══ DATA LINES ══

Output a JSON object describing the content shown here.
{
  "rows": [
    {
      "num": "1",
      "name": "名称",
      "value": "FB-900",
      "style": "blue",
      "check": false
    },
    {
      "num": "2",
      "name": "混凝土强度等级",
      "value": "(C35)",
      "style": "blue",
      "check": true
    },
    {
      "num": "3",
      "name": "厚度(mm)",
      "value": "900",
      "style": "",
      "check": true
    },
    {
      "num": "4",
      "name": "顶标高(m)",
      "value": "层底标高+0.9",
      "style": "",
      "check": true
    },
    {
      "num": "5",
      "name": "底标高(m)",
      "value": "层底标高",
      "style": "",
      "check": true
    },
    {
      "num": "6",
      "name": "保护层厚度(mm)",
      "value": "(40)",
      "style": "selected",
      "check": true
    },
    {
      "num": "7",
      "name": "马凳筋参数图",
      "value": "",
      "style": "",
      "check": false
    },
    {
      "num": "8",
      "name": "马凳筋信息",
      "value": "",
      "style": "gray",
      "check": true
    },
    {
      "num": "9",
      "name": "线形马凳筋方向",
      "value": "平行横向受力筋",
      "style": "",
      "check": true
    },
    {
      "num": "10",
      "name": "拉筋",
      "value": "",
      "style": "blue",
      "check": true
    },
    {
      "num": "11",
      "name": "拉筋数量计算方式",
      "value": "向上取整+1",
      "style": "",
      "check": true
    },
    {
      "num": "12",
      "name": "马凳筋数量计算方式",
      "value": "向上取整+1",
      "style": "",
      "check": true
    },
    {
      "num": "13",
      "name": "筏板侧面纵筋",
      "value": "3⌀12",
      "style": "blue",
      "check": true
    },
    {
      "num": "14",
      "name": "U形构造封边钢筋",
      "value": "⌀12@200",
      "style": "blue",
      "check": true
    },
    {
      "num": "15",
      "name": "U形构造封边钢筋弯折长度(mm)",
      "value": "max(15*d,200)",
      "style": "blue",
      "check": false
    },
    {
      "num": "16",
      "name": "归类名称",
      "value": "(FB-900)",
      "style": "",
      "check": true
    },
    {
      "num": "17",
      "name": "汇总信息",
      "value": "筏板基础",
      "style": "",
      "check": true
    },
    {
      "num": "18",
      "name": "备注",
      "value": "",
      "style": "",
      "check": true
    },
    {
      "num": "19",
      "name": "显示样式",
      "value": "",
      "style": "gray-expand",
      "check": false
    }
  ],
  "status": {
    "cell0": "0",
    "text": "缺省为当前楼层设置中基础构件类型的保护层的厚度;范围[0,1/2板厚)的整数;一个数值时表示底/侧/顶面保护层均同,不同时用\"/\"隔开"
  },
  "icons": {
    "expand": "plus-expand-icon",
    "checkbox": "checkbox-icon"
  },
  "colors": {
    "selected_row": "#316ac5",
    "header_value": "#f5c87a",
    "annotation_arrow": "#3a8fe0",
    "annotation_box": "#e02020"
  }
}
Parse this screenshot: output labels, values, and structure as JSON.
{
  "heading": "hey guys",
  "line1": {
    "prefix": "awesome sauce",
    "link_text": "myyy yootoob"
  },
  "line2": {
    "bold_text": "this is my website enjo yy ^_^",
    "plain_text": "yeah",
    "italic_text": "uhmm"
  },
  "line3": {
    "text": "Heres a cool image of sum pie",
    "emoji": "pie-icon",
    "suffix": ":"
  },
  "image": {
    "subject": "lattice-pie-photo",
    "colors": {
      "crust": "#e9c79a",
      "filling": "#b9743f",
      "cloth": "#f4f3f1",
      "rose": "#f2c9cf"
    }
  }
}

═══

Every line of the material must be returned exactly as it appears.

> **TASK ANSWER**:
Output a JSON object describing the content shown here.
{
  "rows": [
    {
      "num": "1",
      "name": "名称",
      "value": "FB-900",
      "style": "blue",
      "check": false
    },
    {
      "num": "2",
      "name": "混凝土强度等级",
      "value": "(C35)",
      "style": "blue",
      "check": true
    },
    {
      "num": "3",
      "name": "厚度(mm)",
      "value": "900",
      "style": "",
      "check": true
    },
    {
      "num": "4",
      "name": "顶标高(m)",
      "value": "层底标高+0.9",
      "style": "",
      "check": true
    },
    {
      "num": "5",
      "name": "底标高(m)",
      "value": "层底标高",
      "style": "",
      "check": true
    },
    {
      "num": "6",
      "name": "保护层厚度(mm)",
      "value": "(40)",
      "style": "selected",
      "check": true
    },
    {
      "num": "7",
      "name": "马凳筋参数图",
      "value": "",
      "style": "",
      "check": false
    },
    {
      "num": "8",
      "name": "马凳筋信息",
      "value": "",
      "style": "gray",
      "check": true
    },
    {
      "num": "9",
      "name": "线形马凳筋方向",
      "value": "平行横向受力筋",
      "style": "",
      "check": true
    },
    {
      "num": "10",
      "name": "拉筋",
      "value": "",
      "style": "blue",
      "check": true
    },
    {
      "num": "11",
      "name": "拉筋数量计算方式",
      "value": "向上取整+1",
      "style": "",
      "check": true
    },
    {
      "num": "12",
      "name": "马凳筋数量计算方式",
      "value": "向上取整+1",
      "style": "",
      "check": true
    },
    {
      "num": "13",
      "name": "筏板侧面纵筋",
      "value": "3⌀12",
      "style": "blue",
      "check": true
    },
    {
      "num": "14",
      "name": "U形构造封边钢筋",
      "value": "⌀12@200",
      "style": "blue",
      "check": true
    },
    {
      "num": "15",
      "name": "U形构造封边钢筋弯折长度(mm)",
      "value": "max(15*d,200)",
      "style": "blue",
      "check": false
    },
    {
      "num": "16",
      "name": "归类名称",
      "value": "(FB-900)",
      "style": "",
      "check": true
    },
    {
      "num": "17",
      "name": "汇总信息",
      "value": "筏板基础",
      "style": "",
      "check": true
    },
    {
      "num": "18",
      "name": "备注",
      "value": "",
      "style": "",
      "check": true
    },
    {
      "num": "19",
      "name": "显示样式",
      "value": "",
      "style": "gray-expand",
      "check": false
    }
  ],
  "status": {
    "cell0": "0",
    "text": "缺省为当前楼层设置中基础构件类型的保护层的厚度;范围[0,1/2板厚)的整数;一个数值时表示底/侧/顶面保护层均同,不同时用\"/\"隔开"
  },
  "icons": {
    "expand": "plus-expand-icon",
    "checkbox": "checkbox-icon"
  },
  "colors": {
    "selected_row": "#316ac5",
    "header_value": "#f5c87a",
    "annotation_arrow": "#3a8fe0",
    "annotation_box": "#e02020"
  }
}
Parse this screenshot: output labels, values, and structure as JSON.
{
  "heading": "hey guys",
  "line1": {
    "prefix": "awesome sauce",
    "link_text": "myyy yootoob"
  },
  "line2": {
    "bold_text": "this is my website enjo yy ^_^",
    "plain_text": "yeah",
    "italic_text": "uhmm"
  },
  "line3": {
    "text": "Heres a cool image of sum pie",
    "emoji": "pie-icon",
    "suffix": ":"
  },
  "image": {
    "subject": "lattice-pie-photo",
    "colors": {
      "crust": "#e9c79a",
      "filling": "#b9743f",
      "cloth": "#f4f3f1",
      "rose": "#f2c9cf"
    }
  }
}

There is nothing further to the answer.